- **TO BE DONE**:
In the following material, identify every line holding the string "Scale" and return it.

- **Data listing**:
•••
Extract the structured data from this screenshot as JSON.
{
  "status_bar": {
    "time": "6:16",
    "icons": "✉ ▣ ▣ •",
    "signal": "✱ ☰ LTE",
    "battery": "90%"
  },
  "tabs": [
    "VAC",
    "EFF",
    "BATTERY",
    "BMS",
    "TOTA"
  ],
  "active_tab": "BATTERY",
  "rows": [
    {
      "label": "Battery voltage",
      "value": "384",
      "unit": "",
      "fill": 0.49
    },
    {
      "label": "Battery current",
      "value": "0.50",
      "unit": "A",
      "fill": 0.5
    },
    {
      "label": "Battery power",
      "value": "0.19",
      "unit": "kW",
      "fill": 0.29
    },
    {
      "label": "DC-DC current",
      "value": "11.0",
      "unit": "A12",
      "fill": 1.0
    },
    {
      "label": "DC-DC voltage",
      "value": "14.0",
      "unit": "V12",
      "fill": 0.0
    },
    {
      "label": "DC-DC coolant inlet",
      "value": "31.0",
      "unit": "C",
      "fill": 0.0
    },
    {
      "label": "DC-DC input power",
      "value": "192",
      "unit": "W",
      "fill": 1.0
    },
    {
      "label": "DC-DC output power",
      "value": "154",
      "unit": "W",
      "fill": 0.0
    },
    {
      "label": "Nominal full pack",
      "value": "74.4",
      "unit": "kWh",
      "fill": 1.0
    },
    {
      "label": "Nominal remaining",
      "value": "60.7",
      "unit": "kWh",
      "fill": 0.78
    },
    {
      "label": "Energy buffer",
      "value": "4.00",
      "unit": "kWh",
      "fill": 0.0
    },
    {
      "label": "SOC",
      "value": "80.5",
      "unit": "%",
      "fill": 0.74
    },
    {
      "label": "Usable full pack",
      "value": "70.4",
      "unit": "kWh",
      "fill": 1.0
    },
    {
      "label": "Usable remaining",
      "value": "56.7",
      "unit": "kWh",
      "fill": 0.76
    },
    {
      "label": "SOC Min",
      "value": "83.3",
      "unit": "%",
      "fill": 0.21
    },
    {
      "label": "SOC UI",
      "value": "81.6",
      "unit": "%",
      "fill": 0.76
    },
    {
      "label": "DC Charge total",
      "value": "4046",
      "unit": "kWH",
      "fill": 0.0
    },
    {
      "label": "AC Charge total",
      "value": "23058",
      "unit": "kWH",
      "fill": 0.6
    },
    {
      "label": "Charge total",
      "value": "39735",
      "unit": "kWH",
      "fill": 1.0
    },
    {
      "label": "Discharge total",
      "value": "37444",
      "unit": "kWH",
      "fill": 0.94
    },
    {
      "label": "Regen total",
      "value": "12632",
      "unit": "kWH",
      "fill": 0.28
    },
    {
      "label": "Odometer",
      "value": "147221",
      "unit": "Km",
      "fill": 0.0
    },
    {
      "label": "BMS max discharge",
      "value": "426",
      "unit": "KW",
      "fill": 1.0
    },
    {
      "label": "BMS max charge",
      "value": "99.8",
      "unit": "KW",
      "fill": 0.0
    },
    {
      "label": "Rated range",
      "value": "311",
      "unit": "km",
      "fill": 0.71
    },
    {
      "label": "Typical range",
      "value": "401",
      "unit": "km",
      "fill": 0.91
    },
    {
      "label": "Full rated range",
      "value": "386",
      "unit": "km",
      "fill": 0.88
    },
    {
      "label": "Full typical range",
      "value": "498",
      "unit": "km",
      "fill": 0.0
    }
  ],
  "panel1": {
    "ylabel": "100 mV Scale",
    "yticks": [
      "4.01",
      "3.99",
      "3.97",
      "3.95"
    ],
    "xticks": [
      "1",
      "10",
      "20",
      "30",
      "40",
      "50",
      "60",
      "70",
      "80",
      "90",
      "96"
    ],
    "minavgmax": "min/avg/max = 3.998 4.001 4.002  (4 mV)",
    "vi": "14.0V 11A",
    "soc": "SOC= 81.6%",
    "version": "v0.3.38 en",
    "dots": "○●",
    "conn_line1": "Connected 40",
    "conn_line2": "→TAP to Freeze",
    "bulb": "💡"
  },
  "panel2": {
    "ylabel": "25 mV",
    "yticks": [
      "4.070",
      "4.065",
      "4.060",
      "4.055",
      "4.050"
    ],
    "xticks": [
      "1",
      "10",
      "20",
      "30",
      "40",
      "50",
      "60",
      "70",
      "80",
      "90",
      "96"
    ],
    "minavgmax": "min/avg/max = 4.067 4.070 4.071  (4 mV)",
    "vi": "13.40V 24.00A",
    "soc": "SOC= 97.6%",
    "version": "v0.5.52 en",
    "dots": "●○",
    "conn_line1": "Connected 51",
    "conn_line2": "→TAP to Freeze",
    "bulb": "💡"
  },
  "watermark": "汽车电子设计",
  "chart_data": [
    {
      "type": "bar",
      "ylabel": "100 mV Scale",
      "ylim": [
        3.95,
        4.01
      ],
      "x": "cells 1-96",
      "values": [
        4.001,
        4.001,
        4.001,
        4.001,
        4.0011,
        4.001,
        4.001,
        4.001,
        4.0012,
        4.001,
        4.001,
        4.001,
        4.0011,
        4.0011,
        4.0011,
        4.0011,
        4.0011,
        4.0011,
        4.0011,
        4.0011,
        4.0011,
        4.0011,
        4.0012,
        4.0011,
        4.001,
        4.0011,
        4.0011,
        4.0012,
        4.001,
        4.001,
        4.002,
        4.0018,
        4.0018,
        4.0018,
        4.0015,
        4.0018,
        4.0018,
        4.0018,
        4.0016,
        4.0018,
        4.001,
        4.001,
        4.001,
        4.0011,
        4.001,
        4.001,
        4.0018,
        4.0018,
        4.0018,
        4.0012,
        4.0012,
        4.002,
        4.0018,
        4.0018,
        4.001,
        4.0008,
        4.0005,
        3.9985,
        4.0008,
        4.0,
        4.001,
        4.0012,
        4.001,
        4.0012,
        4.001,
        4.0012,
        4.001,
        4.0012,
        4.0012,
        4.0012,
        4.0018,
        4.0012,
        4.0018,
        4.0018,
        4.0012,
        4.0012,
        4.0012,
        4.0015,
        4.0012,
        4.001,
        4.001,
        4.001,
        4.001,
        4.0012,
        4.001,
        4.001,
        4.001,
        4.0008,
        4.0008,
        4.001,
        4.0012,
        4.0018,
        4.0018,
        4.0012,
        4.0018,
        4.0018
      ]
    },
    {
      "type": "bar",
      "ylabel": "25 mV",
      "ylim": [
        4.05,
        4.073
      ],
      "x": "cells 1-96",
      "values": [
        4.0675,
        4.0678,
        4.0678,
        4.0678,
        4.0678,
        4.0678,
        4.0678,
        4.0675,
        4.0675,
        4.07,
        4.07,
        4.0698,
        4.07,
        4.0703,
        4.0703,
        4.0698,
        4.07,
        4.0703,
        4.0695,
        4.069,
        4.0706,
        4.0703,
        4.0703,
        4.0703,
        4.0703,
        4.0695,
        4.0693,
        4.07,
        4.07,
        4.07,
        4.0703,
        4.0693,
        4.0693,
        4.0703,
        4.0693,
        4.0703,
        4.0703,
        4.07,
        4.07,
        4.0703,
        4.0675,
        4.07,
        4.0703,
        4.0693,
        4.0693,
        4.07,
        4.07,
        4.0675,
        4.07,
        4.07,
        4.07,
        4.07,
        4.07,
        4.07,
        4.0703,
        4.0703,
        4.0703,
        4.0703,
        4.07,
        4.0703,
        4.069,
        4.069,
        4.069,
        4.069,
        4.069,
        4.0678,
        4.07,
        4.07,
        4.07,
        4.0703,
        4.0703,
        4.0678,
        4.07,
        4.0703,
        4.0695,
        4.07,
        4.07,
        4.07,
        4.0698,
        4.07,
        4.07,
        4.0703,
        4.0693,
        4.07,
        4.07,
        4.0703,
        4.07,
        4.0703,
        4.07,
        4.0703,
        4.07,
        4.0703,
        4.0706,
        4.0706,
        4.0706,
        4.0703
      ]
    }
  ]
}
•••
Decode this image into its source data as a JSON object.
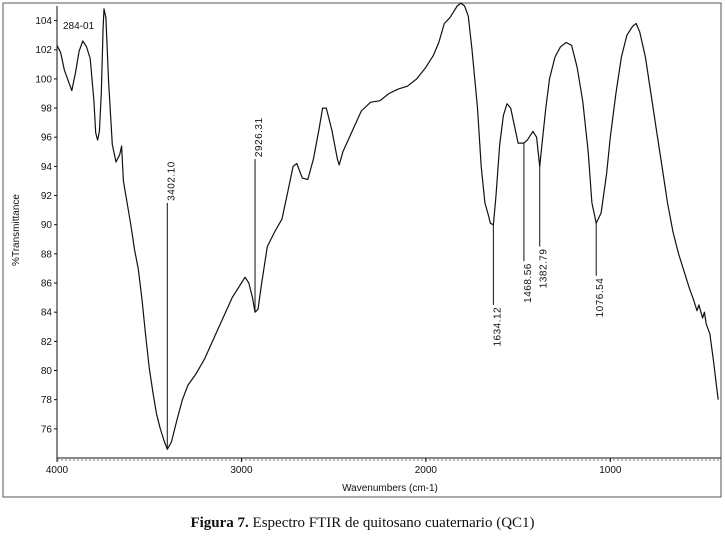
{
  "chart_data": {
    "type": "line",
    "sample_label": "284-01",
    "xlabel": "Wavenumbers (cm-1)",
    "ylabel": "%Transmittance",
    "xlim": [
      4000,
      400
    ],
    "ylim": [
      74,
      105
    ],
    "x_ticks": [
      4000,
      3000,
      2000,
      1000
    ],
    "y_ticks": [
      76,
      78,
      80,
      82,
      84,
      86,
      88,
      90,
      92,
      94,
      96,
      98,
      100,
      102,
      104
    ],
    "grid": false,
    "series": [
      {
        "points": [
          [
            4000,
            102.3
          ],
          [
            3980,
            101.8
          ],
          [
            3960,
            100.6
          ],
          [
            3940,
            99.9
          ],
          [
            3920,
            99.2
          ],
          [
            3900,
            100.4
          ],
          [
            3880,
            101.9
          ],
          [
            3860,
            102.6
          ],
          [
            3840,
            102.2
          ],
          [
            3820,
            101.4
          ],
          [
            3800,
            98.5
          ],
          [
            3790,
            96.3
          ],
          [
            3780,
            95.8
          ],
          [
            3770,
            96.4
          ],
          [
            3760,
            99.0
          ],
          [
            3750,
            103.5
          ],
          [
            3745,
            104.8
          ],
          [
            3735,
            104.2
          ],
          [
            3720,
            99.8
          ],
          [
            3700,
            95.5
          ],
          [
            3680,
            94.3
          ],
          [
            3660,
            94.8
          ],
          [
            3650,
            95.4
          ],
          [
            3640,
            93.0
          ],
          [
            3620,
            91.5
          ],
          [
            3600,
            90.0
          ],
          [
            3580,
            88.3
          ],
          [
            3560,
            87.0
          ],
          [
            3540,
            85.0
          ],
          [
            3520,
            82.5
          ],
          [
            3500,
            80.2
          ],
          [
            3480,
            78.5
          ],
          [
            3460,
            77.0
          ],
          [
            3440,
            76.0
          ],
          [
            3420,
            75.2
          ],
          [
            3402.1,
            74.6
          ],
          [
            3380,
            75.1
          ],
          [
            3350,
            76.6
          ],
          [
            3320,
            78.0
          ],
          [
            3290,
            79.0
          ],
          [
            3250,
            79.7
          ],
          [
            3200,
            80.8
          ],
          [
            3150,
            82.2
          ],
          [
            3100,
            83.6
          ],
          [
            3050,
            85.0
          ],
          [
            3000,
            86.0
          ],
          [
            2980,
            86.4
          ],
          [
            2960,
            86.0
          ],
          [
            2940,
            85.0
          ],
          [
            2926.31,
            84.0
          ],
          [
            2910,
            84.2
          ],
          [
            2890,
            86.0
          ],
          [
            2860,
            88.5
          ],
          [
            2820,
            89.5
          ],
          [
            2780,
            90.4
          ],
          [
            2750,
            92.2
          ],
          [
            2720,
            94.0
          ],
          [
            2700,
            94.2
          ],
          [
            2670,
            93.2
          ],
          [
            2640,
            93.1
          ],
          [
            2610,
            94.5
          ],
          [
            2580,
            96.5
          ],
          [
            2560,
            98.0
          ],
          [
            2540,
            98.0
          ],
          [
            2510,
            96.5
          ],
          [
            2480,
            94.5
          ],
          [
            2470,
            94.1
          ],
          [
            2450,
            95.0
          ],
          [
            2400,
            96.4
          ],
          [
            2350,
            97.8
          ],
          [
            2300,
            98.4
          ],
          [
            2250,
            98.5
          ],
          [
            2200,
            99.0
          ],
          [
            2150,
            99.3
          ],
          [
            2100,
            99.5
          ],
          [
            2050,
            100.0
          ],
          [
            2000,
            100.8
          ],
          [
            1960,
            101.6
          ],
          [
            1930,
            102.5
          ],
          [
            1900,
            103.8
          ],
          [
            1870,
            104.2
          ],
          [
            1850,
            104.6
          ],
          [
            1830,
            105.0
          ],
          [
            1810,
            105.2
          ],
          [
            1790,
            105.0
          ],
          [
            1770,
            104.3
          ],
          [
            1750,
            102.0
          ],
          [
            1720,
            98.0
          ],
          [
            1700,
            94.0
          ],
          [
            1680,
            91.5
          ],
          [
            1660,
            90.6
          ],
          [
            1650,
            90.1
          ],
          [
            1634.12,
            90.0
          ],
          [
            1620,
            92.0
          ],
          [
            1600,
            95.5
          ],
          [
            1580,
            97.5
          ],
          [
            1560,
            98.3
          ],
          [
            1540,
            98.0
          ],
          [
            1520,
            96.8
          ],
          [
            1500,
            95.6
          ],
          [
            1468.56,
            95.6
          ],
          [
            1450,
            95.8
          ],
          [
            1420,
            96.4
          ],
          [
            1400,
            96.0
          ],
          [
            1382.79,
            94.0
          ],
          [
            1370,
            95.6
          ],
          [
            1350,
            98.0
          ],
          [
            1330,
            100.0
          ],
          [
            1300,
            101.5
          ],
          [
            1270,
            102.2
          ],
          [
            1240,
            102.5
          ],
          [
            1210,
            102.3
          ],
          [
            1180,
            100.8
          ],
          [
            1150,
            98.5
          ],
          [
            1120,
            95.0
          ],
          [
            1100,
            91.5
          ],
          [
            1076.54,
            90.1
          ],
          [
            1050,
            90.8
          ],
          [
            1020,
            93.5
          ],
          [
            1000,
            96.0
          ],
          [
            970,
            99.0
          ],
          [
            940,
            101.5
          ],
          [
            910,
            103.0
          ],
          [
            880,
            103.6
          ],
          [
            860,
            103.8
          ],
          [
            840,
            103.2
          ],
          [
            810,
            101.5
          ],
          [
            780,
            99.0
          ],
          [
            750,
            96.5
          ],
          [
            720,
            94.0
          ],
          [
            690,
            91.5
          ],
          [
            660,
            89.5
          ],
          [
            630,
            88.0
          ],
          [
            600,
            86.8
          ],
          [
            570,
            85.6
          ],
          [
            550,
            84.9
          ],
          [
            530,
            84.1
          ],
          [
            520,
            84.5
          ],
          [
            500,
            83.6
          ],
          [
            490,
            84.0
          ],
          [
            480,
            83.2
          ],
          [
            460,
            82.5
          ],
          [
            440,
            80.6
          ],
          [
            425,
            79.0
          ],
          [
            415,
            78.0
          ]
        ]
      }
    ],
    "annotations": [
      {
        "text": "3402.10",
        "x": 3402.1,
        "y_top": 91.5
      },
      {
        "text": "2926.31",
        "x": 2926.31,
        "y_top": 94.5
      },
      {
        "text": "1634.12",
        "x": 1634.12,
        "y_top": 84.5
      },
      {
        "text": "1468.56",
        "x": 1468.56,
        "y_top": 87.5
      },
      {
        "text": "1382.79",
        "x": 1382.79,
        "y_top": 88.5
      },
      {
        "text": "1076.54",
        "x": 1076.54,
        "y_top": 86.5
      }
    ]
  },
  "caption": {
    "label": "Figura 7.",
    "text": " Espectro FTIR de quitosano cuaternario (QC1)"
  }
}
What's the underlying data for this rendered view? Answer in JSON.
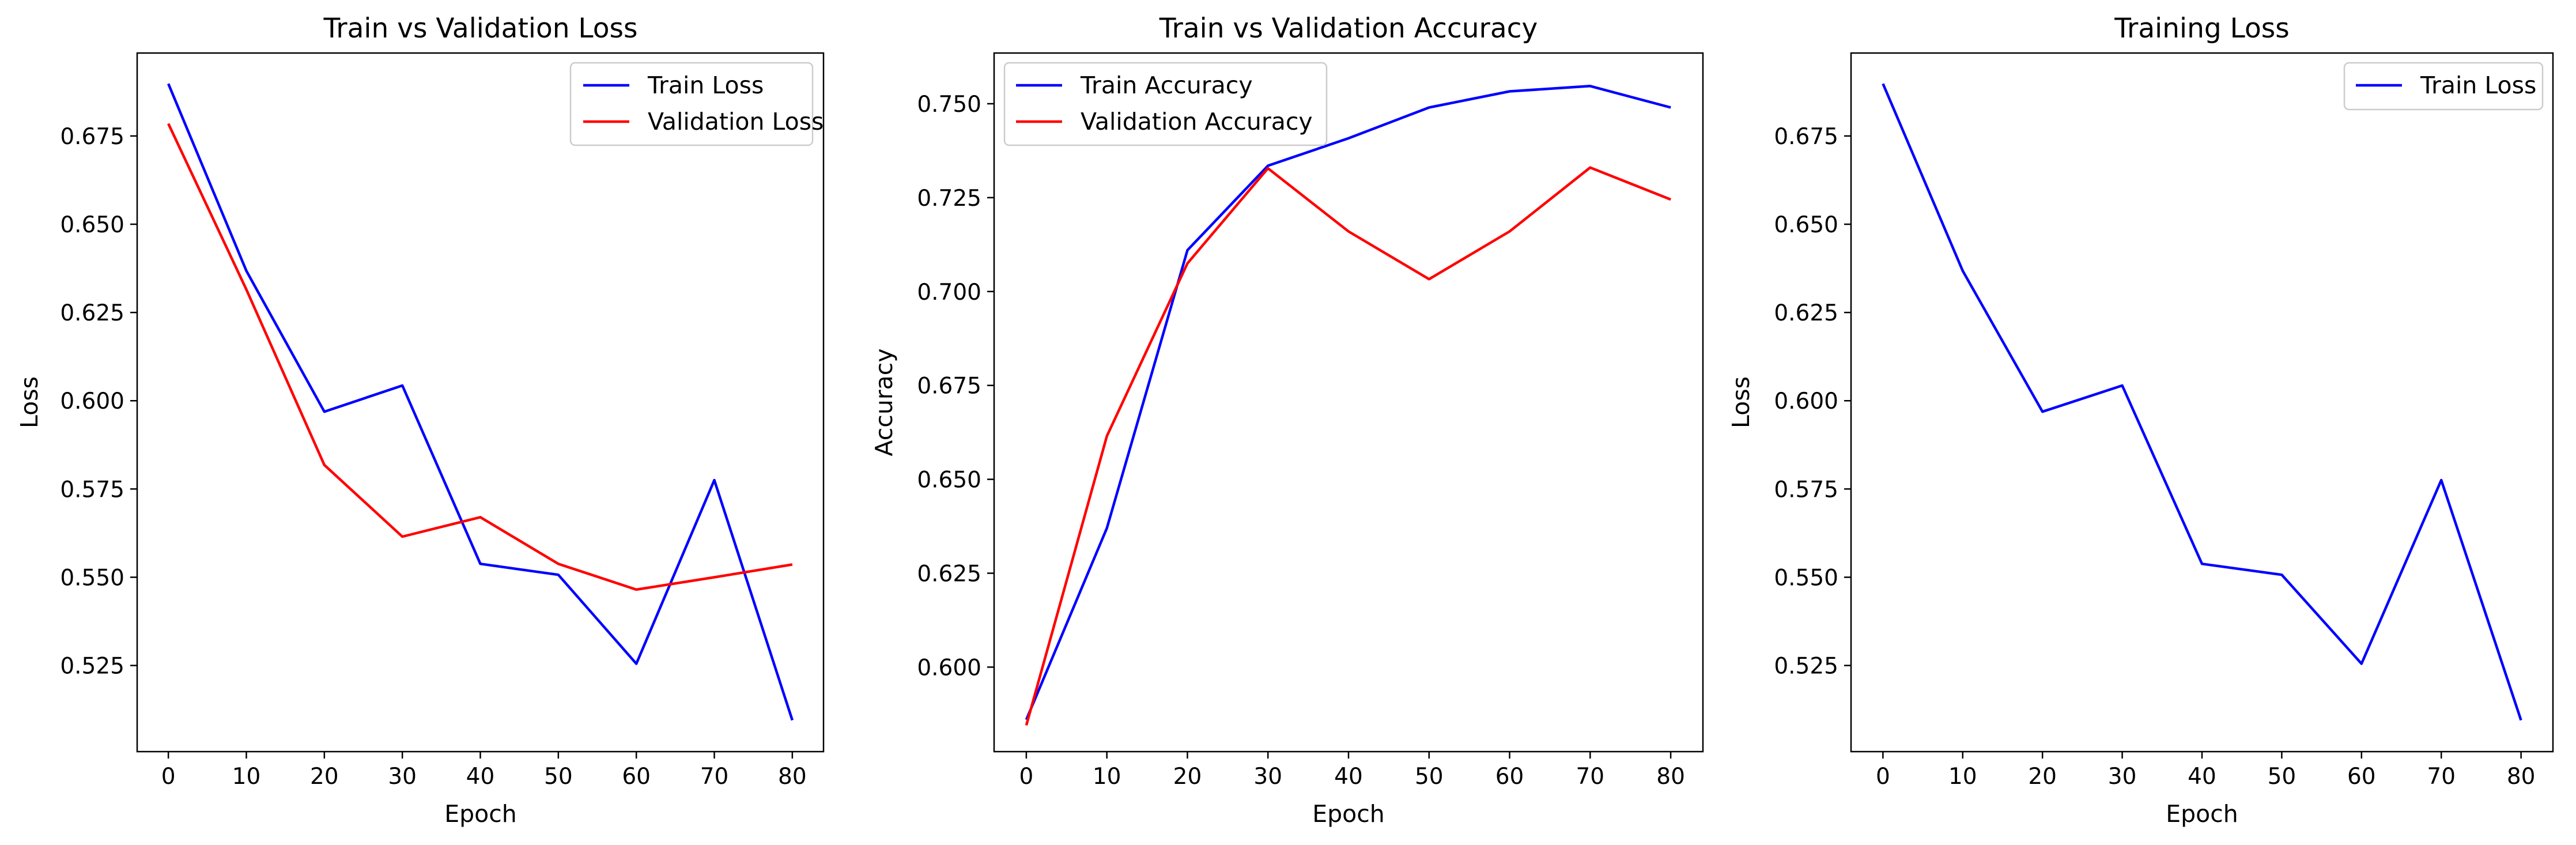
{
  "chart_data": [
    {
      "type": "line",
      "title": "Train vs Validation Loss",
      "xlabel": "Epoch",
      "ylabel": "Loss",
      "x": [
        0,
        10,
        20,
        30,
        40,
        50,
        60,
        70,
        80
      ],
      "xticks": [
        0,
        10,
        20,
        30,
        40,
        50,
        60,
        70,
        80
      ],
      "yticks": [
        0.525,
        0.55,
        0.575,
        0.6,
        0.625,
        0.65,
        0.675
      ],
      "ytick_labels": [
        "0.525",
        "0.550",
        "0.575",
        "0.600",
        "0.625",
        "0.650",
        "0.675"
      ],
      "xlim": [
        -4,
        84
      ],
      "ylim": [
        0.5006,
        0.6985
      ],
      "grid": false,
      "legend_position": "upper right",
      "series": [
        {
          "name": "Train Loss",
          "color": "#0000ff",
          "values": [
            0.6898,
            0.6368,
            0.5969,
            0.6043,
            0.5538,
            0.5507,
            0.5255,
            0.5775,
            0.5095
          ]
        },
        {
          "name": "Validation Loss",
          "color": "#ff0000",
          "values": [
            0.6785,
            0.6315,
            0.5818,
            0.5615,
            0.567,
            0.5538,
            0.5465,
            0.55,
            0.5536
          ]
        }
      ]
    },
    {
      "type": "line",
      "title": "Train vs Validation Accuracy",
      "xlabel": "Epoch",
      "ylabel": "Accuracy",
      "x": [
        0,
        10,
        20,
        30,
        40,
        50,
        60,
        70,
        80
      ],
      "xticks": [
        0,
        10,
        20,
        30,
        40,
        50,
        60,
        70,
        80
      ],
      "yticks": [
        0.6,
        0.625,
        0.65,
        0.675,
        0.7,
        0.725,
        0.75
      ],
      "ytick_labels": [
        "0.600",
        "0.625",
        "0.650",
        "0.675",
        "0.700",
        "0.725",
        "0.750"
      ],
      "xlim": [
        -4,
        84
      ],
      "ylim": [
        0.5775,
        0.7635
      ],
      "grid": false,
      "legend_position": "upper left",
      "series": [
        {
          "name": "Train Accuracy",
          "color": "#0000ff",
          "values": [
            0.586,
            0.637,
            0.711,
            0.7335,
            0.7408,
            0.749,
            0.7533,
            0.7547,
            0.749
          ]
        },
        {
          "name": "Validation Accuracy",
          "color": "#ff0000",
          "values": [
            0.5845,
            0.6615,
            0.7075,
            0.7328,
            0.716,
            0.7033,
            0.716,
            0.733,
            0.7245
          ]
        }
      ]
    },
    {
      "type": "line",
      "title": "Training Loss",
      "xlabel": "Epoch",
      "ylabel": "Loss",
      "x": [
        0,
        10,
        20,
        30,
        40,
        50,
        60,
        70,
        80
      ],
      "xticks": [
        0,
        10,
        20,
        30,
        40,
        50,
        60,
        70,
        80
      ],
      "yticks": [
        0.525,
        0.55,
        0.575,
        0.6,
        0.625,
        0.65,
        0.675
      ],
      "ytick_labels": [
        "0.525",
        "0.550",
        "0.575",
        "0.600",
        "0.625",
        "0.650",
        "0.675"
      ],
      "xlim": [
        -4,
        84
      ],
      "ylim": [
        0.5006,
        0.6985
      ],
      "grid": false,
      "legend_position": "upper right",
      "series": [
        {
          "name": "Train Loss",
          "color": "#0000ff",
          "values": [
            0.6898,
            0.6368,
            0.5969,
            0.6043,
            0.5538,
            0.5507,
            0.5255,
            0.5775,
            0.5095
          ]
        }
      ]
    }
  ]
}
•••
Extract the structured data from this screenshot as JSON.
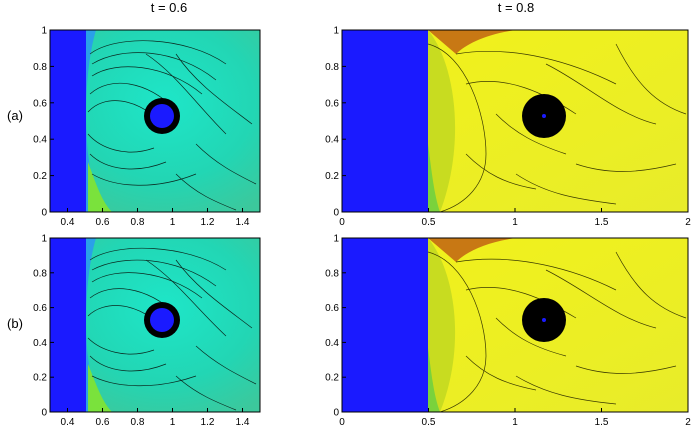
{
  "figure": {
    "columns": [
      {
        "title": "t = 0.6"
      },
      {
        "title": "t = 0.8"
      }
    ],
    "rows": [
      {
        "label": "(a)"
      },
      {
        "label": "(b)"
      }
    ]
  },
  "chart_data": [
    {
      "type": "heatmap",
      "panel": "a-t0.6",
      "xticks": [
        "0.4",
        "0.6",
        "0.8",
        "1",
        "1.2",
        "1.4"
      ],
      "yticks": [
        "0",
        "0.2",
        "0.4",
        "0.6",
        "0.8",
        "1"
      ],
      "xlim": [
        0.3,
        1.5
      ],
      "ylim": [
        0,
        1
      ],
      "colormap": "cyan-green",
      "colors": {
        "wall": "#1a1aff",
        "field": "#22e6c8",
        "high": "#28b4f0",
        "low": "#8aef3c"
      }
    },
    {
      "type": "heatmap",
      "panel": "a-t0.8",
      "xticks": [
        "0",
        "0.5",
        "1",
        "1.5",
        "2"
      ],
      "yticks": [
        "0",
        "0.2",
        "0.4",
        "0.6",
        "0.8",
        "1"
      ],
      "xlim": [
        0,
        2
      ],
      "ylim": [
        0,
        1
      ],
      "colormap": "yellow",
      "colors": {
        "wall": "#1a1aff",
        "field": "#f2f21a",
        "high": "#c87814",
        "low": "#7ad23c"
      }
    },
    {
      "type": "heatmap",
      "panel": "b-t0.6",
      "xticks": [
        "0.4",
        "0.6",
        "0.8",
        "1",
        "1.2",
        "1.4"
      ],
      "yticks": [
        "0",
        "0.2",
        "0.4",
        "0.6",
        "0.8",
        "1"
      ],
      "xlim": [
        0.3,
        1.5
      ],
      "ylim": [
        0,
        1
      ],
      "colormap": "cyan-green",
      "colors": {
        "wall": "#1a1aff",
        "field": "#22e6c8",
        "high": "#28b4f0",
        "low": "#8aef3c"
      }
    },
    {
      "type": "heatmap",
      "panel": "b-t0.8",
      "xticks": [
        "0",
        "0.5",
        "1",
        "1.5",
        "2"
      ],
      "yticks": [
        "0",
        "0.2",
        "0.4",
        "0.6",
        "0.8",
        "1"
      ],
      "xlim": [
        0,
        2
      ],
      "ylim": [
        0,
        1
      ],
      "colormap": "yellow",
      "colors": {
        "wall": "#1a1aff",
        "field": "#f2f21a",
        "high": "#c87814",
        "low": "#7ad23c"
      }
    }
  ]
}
•••
- **COMPLETED TASK**:
    "ylabel": "100 mV Scale",
      "ylabel": "100 mV Scale",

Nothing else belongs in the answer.